### Materials provided ###

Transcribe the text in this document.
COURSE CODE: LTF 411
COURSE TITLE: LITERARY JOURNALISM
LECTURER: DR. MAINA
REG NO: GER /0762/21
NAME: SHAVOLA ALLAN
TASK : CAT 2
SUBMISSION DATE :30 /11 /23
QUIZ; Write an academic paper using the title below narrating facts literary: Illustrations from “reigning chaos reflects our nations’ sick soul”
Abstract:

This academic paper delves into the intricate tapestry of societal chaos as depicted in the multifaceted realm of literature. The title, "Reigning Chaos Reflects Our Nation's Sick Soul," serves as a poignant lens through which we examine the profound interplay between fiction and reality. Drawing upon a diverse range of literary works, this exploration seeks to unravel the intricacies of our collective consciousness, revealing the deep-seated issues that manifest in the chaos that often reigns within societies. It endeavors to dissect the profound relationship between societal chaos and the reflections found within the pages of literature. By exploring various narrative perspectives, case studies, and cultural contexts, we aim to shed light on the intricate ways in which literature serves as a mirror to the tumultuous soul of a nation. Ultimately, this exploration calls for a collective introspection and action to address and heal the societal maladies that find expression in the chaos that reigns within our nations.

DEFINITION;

###

* **Short exercise**
Check each line above for the word "COURSE" and copy the ones that have it.

* **Written response**
COURSE CODE: LTF 411
COURSE TITLE: LITERARY JOURNALISM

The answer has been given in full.